──────── Data extract
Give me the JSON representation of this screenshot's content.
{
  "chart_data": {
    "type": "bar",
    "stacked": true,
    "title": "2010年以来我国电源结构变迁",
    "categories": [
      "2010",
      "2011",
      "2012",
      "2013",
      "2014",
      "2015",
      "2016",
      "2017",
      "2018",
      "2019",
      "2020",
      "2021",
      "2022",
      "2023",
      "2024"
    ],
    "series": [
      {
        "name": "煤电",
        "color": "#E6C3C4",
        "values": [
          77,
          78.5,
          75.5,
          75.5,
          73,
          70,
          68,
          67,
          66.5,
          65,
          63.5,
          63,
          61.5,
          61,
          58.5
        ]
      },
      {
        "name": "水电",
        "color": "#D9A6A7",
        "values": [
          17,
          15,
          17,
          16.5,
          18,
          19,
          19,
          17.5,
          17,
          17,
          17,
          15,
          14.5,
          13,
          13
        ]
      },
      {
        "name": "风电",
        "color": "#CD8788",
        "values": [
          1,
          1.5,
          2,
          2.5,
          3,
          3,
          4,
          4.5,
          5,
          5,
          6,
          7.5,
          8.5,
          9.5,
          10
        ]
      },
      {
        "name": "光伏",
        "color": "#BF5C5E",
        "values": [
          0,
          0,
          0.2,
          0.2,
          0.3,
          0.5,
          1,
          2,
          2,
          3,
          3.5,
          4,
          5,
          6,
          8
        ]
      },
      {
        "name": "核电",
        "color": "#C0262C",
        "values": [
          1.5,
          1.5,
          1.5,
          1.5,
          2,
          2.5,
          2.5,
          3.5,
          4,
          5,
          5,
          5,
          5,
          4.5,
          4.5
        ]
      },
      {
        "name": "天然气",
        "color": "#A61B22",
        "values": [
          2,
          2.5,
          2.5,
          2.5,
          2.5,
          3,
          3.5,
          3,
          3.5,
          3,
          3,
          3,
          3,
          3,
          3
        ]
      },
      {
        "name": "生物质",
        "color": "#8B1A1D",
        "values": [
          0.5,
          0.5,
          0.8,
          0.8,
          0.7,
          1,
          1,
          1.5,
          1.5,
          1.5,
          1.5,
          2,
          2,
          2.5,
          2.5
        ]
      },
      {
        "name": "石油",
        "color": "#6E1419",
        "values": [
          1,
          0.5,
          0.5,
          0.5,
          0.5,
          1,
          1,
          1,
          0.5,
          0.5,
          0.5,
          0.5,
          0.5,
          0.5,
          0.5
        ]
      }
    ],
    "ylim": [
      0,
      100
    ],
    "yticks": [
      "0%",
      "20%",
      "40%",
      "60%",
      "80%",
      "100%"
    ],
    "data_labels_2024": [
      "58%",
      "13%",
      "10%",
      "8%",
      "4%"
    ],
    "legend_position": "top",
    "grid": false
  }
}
────────────────
What you will do: How many lines of the listing above include the word "name"? State the number and nothing else.

Exercise solution: 8